### DATA IN THIS EXERCISE
⟨

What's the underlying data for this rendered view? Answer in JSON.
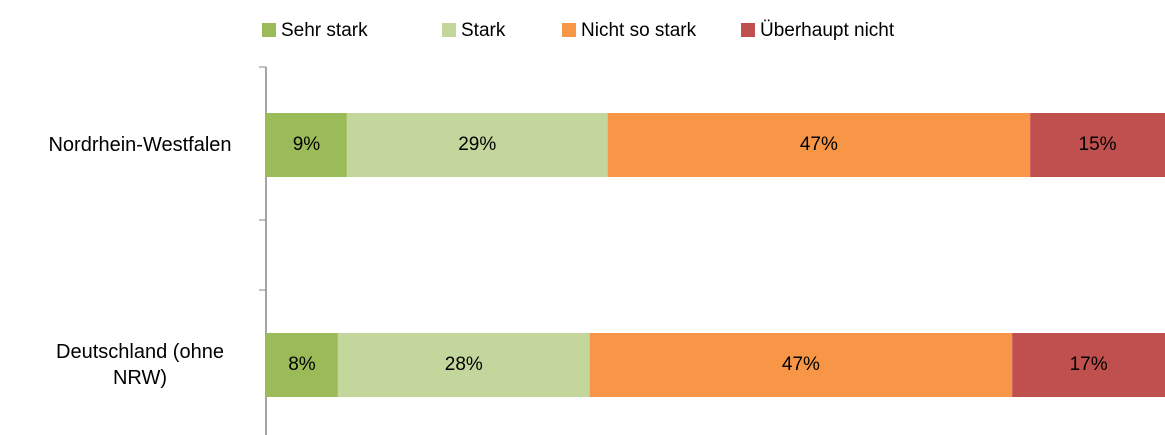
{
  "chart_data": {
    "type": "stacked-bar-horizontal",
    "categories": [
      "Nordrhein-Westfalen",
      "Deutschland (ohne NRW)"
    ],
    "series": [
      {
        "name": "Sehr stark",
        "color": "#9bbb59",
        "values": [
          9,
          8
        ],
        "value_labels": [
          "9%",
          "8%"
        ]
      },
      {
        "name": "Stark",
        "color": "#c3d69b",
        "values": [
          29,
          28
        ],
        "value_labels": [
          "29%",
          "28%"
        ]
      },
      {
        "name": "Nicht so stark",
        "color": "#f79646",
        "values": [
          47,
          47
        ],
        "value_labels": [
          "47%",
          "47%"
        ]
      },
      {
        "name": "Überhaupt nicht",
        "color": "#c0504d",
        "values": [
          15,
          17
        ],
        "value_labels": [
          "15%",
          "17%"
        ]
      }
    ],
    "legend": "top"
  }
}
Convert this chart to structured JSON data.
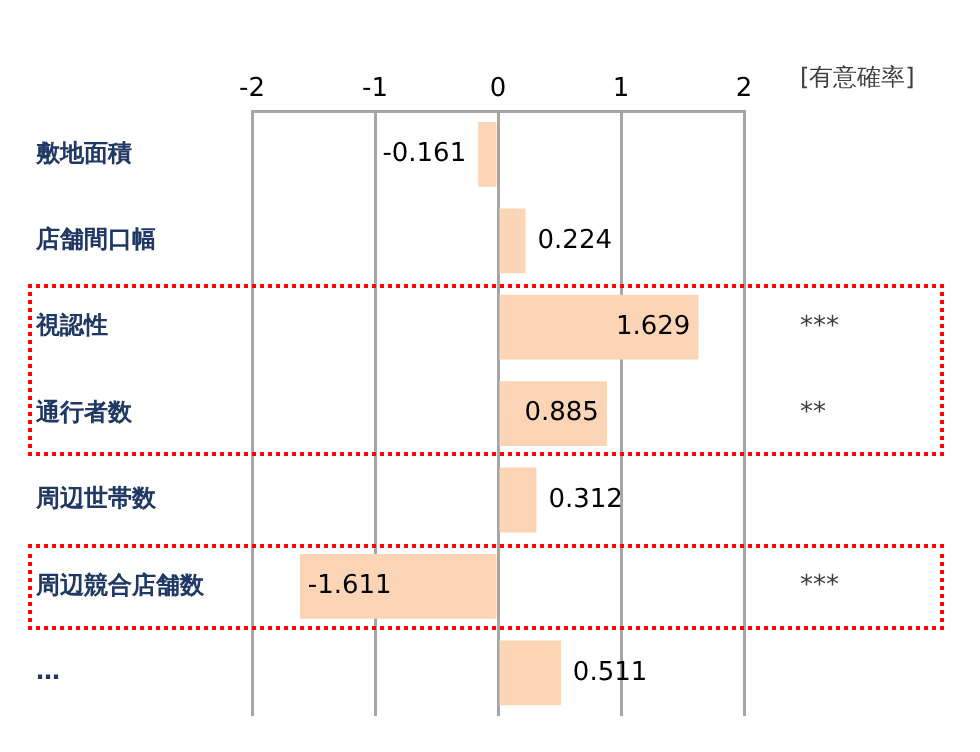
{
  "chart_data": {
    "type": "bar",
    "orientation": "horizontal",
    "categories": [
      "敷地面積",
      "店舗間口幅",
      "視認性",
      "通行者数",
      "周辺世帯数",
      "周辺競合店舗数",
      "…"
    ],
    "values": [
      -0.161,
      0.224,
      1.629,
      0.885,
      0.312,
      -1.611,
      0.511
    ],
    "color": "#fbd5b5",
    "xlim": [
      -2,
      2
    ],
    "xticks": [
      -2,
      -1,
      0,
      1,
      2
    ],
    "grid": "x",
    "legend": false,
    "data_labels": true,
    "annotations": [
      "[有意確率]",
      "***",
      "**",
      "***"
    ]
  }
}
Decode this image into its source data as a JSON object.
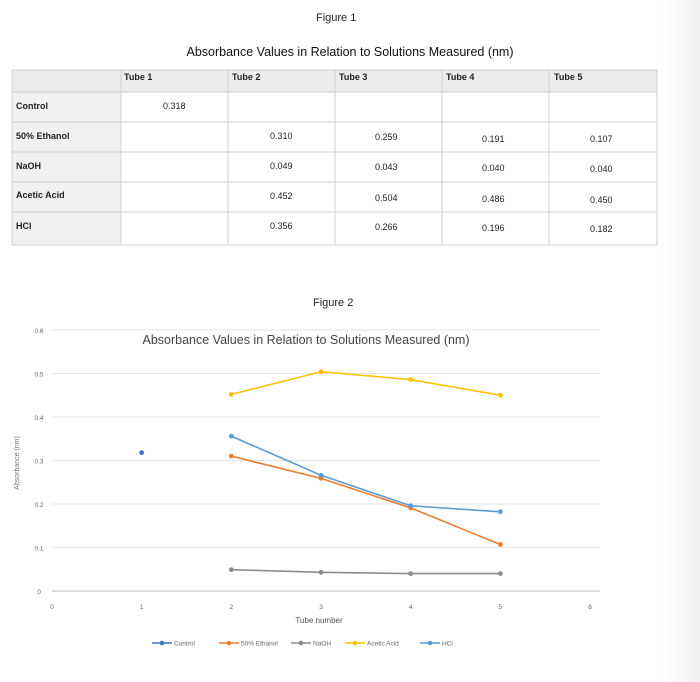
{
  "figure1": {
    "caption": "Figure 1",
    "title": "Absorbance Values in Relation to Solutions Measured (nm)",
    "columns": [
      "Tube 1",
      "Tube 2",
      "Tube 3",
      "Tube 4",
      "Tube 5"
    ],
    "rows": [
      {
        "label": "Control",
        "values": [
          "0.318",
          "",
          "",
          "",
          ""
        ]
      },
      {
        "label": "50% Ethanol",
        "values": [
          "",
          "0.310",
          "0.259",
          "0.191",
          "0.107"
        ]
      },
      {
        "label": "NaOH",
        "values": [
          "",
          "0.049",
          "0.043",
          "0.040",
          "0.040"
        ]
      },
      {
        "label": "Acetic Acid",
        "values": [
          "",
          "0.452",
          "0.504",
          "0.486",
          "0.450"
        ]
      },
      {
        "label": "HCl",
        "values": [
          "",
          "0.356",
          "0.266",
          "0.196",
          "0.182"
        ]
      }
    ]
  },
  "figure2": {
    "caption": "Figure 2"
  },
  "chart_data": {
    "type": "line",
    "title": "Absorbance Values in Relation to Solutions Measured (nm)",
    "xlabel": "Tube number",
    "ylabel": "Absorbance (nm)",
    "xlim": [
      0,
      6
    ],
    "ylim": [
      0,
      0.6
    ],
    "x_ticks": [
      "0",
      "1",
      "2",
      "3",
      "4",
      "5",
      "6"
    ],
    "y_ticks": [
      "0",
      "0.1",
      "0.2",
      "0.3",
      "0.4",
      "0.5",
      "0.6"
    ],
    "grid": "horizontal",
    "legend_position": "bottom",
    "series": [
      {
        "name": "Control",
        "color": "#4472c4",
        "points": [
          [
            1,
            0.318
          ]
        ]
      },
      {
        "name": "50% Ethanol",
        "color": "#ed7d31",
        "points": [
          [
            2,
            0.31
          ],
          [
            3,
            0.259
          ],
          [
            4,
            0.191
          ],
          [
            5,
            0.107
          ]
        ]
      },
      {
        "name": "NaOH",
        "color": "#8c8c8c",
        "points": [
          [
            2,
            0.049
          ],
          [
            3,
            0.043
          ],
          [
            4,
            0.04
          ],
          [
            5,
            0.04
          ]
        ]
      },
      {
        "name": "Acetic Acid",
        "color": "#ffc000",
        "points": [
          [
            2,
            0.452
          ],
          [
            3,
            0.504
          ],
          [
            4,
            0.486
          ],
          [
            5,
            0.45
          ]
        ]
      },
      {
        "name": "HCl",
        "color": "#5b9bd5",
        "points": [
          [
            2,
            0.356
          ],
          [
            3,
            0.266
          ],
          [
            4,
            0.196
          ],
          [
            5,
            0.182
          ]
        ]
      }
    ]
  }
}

⟩

### EXERCISE DIRECTIONS
Repeat the data above exactly, but not the pictures.

### PROBLEM SOLUTION
What's the underlying data for this rendered view? Answer in JSON.
{
  "chart_data": {
    "type": "stacked-bar-horizontal",
    "categories": [
      "Nordrhein-Westfalen",
      "Deutschland (ohne NRW)"
    ],
    "series": [
      {
        "name": "Sehr stark",
        "color": "#9bbb59",
        "values": [
          9,
          8
        ],
        "value_labels": [
          "9%",
          "8%"
        ]
      },
      {
        "name": "Stark",
        "color": "#c3d69b",
        "values": [
          29,
          28
        ],
        "value_labels": [
          "29%",
          "28%"
        ]
      },
      {
        "name": "Nicht so stark",
        "color": "#f79646",
        "values": [
          47,
          47
        ],
        "value_labels": [
          "47%",
          "47%"
        ]
      },
      {
        "name": "Überhaupt nicht",
        "color": "#c0504d",
        "values": [
          15,
          17
        ],
        "value_labels": [
          "15%",
          "17%"
        ]
      }
    ],
    "legend": "top"
  }
}
Convert this chart to structured JSON data.
{
  "chart_data": {
    "type": "bar",
    "orientation": "horizontal",
    "categories": [
      "敷地面積",
      "店舗間口幅",
      "視認性",
      "通行者数",
      "周辺世帯数",
      "周辺競合店舗数",
      "…"
    ],
    "values": [
      -0.161,
      0.224,
      1.629,
      0.885,
      0.312,
      -1.611,
      0.511
    ],
    "color": "#fbd5b5",
    "xlim": [
      -2,
      2
    ],
    "xticks": [
      -2,
      -1,
      0,
      1,
      2
    ],
    "grid": "x",
    "legend": false,
    "data_labels": true,
    "annotations": [
      "[有意確率]",
      "***",
      "**",
      "***"
    ]
  }
}
Decode this image into its source data as a JSON object.
{
  "figure1": {
    "caption": "Figure 1",
    "title": "Absorbance Values in Relation to Solutions Measured (nm)",
    "columns": [
      "Tube 1",
      "Tube 2",
      "Tube 3",
      "Tube 4",
      "Tube 5"
    ],
    "rows": [
      {
        "label": "Control",
        "values": [
          "0.318",
          "",
          "",
          "",
          ""
        ]
      },
      {
        "label": "50% Ethanol",
        "values": [
          "",
          "0.310",
          "0.259",
          "0.191",
          "0.107"
        ]
      },
      {
        "label": "NaOH",
        "values": [
          "",
          "0.049",
          "0.043",
          "0.040",
          "0.040"
        ]
      },
      {
        "label": "Acetic Acid",
        "values": [
          "",
          "0.452",
          "0.504",
          "0.486",
          "0.450"
        ]
      },
      {
        "label": "HCl",
        "values": [
          "",
          "0.356",
          "0.266",
          "0.196",
          "0.182"
        ]
      }
    ]
  },
  "figure2": {
    "caption": "Figure 2"
  },
  "chart_data": {
    "type": "line",
    "title": "Absorbance Values in Relation to Solutions Measured (nm)",
    "xlabel": "Tube number",
    "ylabel": "Absorbance (nm)",
    "xlim": [
      0,
      6
    ],
    "ylim": [
      0,
      0.6
    ],
    "x_ticks": [
      "0",
      "1",
      "2",
      "3",
      "4",
      "5",
      "6"
    ],
    "y_ticks": [
      "0",
      "0.1",
      "0.2",
      "0.3",
      "0.4",
      "0.5",
      "0.6"
    ],
    "grid": "horizontal",
    "legend_position": "bottom",
    "series": [
      {
        "name": "Control",
        "color": "#4472c4",
        "points": [
          [
            1,
            0.318
          ]
        ]
      },
      {
        "name": "50% Ethanol",
        "color": "#ed7d31",
        "points": [
          [
            2,
            0.31
          ],
          [
            3,
            0.259
          ],
          [
            4,
            0.191
          ],
          [
            5,
            0.107
          ]
        ]
      },
      {
        "name": "NaOH",
        "color": "#8c8c8c",
        "points": [
          [
            2,
            0.049
          ],
          [
            3,
            0.043
          ],
          [
            4,
            0.04
          ],
          [
            5,
            0.04
          ]
        ]
      },
      {
        "name": "Acetic Acid",
        "color": "#ffc000",
        "points": [
          [
            2,
            0.452
          ],
          [
            3,
            0.504
          ],
          [
            4,
            0.486
          ],
          [
            5,
            0.45
          ]
        ]
      },
      {
        "name": "HCl",
        "color": "#5b9bd5",
        "points": [
          [
            2,
            0.356
          ],
          [
            3,
            0.266
          ],
          [
            4,
            0.196
          ],
          [
            5,
            0.182
          ]
        ]
      }
    ]
  }
}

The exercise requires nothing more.